- **Do this**
Retype the records from the line with "colorbar-label: 15 [771,352,788,367]" up to and including the line with "lat-tick-label: 33S [59,457,78,468]", keeping each line unchanged.
■ ■ ■ ■ ■
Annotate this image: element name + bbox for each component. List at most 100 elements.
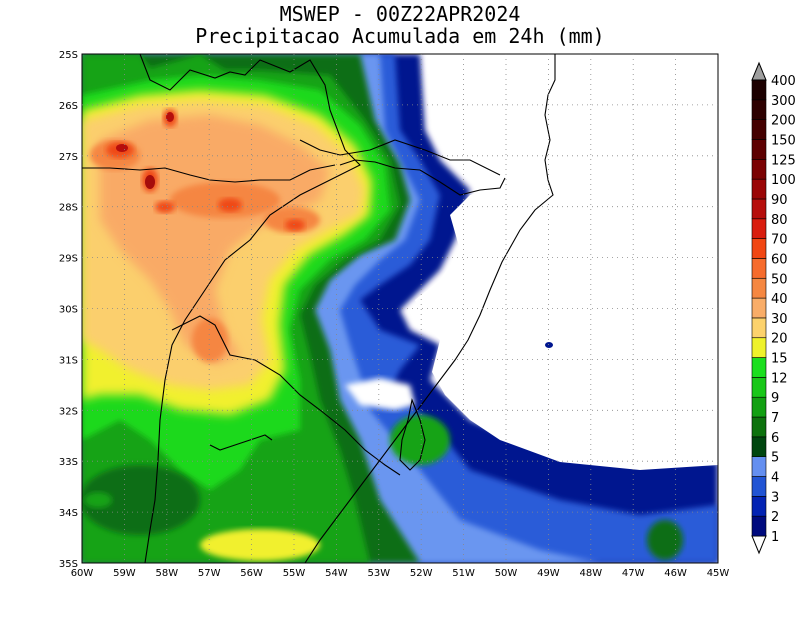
colorbar-label: 15 [771,352,788,367]
colorbar-label: 400 [771,74,796,89]
dry-area-east [415,54,718,470]
colorbar-label: 7 [771,411,779,426]
map-title: MSWEP - 00Z22APR2024 [279,2,521,26]
lat-tick-label: 33S [59,457,78,468]
colorbar: 1234567912152030405060708090100125150200… [751,61,796,555]
colorbar-segment [751,456,767,477]
colorbar-label: 20 [771,332,788,347]
colorbar-segment [751,515,767,537]
country-border-uy [171,315,401,476]
colorbar-label: 50 [771,272,788,287]
lat-tick-label: 30S [59,305,78,316]
precip-patch-sw2 [84,492,112,508]
precip-patch-lagoon [390,415,450,465]
colorbar-segment [751,476,767,497]
plot-area [81,53,719,564]
lon-tick-label: 50W [495,568,518,579]
lon-tick-label: 49W [537,568,560,579]
colorbar-segment [751,277,767,299]
colorbar-label: 12 [771,371,788,386]
paraguay-border [82,164,336,183]
colorbar-label: 100 [771,173,796,188]
lagoa-dos-patos [399,398,426,471]
colorbar-segment [751,139,767,160]
precip-blob-red-4 [218,198,242,212]
lon-tick-label: 60W [71,568,94,579]
lon-tick-label: 54W [325,568,348,579]
colorbar-arrow-top [751,61,767,81]
colorbar-segment [751,357,767,378]
lat-tick-label: 25S [59,50,78,61]
colorbar-label: 60 [771,252,788,267]
dry-pocket-lagoon [345,378,415,410]
precip-blob-red-5 [155,201,175,213]
colorbar-label: 125 [771,153,796,168]
colorbar-segment [751,297,767,319]
colorbar-label: 3 [771,490,779,505]
colorbar-label: 90 [771,193,788,208]
colorbar-segment [751,178,767,200]
colorbar-label: 4 [771,471,779,486]
colorbar-segment [751,436,767,457]
colorbar-label: 30 [771,312,788,327]
lat-tick-label: 31S [59,355,78,366]
colorbar-segment [751,99,767,120]
lon-tick-label: 46W [664,568,687,579]
colorbar-label: 300 [771,94,796,109]
colorbar-label: 40 [771,292,788,307]
lon-tick-label: 51W [452,568,475,579]
colorbar-segment [751,79,767,101]
colorbar-arrow-bottom [751,535,767,555]
colorbar-segment [751,317,767,339]
colorbar-label: 70 [771,233,788,248]
precip-blob-darkred-1 [145,175,155,189]
precip-patch-east [647,520,683,560]
lat-tick-label: 27S [59,152,78,163]
lat-tick-label: 29S [59,254,78,265]
state-border-sc-rs [339,159,506,196]
river-uruguay [209,434,273,451]
coastline [304,54,556,563]
boundaries [82,54,556,563]
colorbar-segment [751,119,767,140]
lon-tick-label: 48W [579,568,602,579]
colorbar-segment [751,416,767,438]
lon-tick-label: 55W [283,568,306,579]
lon-tick-label: 56W [240,568,263,579]
graticule [82,54,718,563]
colorbar-label: 5 [771,451,779,466]
lat-tick-label: 32S [59,406,78,417]
lat-tick-label: 34S [59,508,78,519]
lon-tick-label: 53W [367,568,390,579]
colorbar-label: 6 [771,431,779,446]
lat-tick-label: 28S [59,203,78,214]
colorbar-segment [751,496,767,517]
precip-blob-darkred-2 [116,144,128,152]
colorbar-segment [751,377,767,398]
lat-tick-label: 35S [59,559,78,570]
colorbar-label: 1 [771,530,779,545]
colorbar-segment [751,337,767,358]
colorbar-label: 2 [771,510,779,525]
lon-tick-label: 45W [707,568,730,579]
lat-tick-label: 26S [59,101,78,112]
precip-patch-south-yellow [200,529,320,561]
colorbar-segment [751,218,767,239]
colorbar-segment [751,198,767,220]
lon-tick-label: 58W [155,568,178,579]
precip-blob-orange-4 [192,318,228,362]
colorbar-segment [751,258,767,279]
lon-tick-label: 47W [622,568,645,579]
map-subtitle: Precipitacao Acumulada em 24h (mm) [195,24,605,48]
lon-tick-label: 57W [198,568,221,579]
lon-tick-label: 52W [410,568,433,579]
lon-tick-label: 59W [113,568,136,579]
country-border-ar-br [139,54,361,563]
colorbar-label: 9 [771,391,779,406]
precip-patch-sw [82,465,200,535]
precip-blob-red-6 [285,219,305,231]
colorbar-segment [751,159,767,180]
colorbar-label: 150 [771,133,796,148]
precip-speck [545,342,553,348]
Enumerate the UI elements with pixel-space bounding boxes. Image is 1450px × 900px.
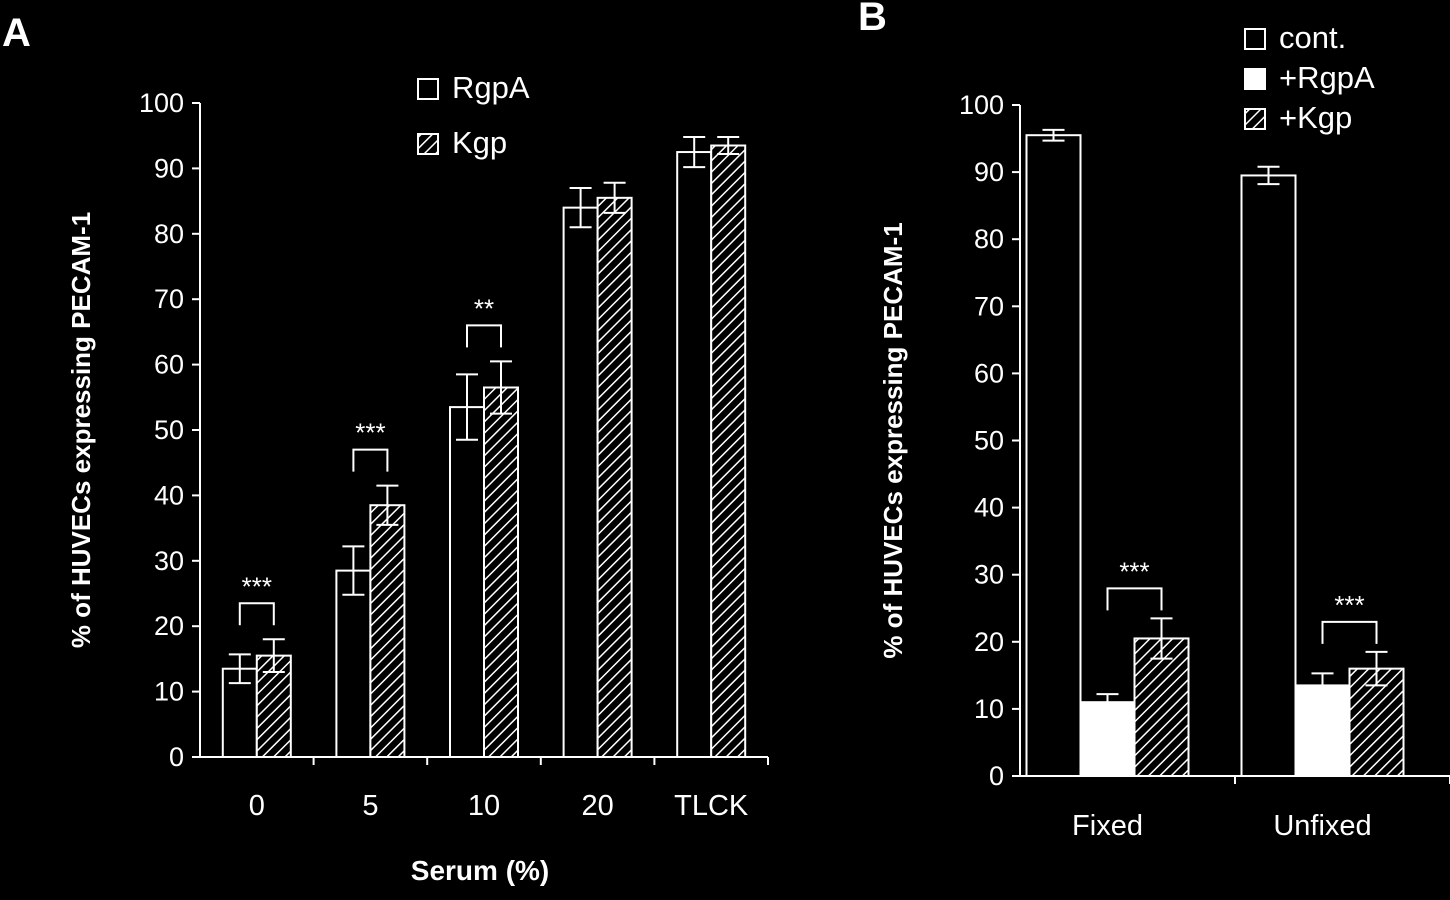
■ ■ ■ ■ ■
- **Finished task**
colorbar-label: 15 [771,352,788,367]
colorbar-label: 400 [771,74,796,89]
dry-area-east [415,54,718,470]
colorbar-label: 7 [771,411,779,426]
map-title: MSWEP - 00Z22APR2024 [279,2,521,26]
lat-tick-label: 33S [59,457,78,468]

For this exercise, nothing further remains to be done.